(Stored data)
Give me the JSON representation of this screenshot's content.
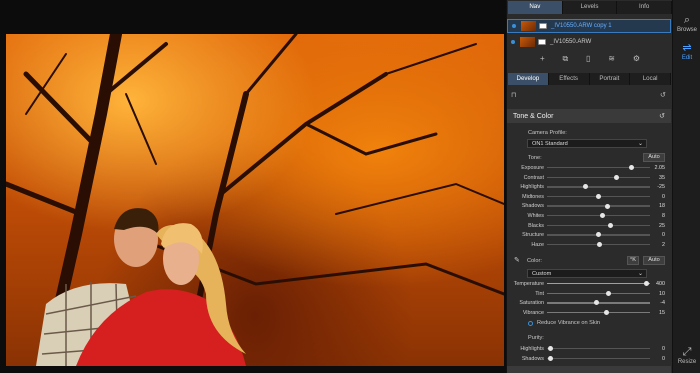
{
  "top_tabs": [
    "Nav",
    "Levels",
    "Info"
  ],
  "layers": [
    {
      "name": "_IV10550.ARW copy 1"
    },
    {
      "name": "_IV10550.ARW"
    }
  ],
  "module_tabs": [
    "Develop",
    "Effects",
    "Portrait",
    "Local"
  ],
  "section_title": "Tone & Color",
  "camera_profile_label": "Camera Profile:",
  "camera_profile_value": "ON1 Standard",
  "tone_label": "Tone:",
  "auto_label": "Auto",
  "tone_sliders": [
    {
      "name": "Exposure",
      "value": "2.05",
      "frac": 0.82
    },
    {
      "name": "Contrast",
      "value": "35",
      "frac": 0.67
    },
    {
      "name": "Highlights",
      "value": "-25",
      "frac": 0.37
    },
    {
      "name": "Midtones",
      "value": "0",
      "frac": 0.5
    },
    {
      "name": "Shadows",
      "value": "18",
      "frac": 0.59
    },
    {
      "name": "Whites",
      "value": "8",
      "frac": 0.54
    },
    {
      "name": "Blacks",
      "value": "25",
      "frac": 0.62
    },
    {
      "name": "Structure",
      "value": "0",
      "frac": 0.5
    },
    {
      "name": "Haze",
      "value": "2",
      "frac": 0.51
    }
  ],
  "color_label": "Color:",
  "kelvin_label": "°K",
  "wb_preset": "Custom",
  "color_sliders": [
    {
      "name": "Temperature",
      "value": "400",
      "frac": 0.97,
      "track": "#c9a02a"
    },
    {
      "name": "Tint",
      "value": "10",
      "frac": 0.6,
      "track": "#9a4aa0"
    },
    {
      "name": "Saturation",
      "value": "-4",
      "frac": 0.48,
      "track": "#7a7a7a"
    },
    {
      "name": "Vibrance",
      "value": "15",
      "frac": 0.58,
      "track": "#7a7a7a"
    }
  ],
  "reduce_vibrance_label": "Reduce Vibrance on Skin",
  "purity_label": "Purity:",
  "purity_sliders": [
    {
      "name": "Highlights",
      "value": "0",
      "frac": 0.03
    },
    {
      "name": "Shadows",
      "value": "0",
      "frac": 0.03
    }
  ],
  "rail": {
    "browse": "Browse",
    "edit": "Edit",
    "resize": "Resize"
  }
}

▶ [Direction]
Pictures are to be left out; all else in the entries above is to be quoted exactly.

▶ [Result for this task]
Give me the JSON representation of this screenshot's content.
{
  "top_tabs": [
    "Nav",
    "Levels",
    "Info"
  ],
  "layers": [
    {
      "name": "_IV10550.ARW copy 1"
    },
    {
      "name": "_IV10550.ARW"
    }
  ],
  "module_tabs": [
    "Develop",
    "Effects",
    "Portrait",
    "Local"
  ],
  "section_title": "Tone & Color",
  "camera_profile_label": "Camera Profile:",
  "camera_profile_value": "ON1 Standard",
  "tone_label": "Tone:",
  "auto_label": "Auto",
  "tone_sliders": [
    {
      "name": "Exposure",
      "value": "2.05",
      "frac": 0.82
    },
    {
      "name": "Contrast",
      "value": "35",
      "frac": 0.67
    },
    {
      "name": "Highlights",
      "value": "-25",
      "frac": 0.37
    },
    {
      "name": "Midtones",
      "value": "0",
      "frac": 0.5
    },
    {
      "name": "Shadows",
      "value": "18",
      "frac": 0.59
    },
    {
      "name": "Whites",
      "value": "8",
      "frac": 0.54
    },
    {
      "name": "Blacks",
      "value": "25",
      "frac": 0.62
    },
    {
      "name": "Structure",
      "value": "0",
      "frac": 0.5
    },
    {
      "name": "Haze",
      "value": "2",
      "frac": 0.51
    }
  ],
  "color_label": "Color:",
  "kelvin_label": "°K",
  "wb_preset": "Custom",
  "color_sliders": [
    {
      "name": "Temperature",
      "value": "400",
      "frac": 0.97,
      "track": "#c9a02a"
    },
    {
      "name": "Tint",
      "value": "10",
      "frac": 0.6,
      "track": "#9a4aa0"
    },
    {
      "name": "Saturation",
      "value": "-4",
      "frac": 0.48,
      "track": "#7a7a7a"
    },
    {
      "name": "Vibrance",
      "value": "15",
      "frac": 0.58,
      "track": "#7a7a7a"
    }
  ],
  "reduce_vibrance_label": "Reduce Vibrance on Skin",
  "purity_label": "Purity:",
  "purity_sliders": [
    {
      "name": "Highlights",
      "value": "0",
      "frac": 0.03
    },
    {
      "name": "Shadows",
      "value": "0",
      "frac": 0.03
    }
  ],
  "rail": {
    "browse": "Browse",
    "edit": "Edit",
    "resize": "Resize"
  }
}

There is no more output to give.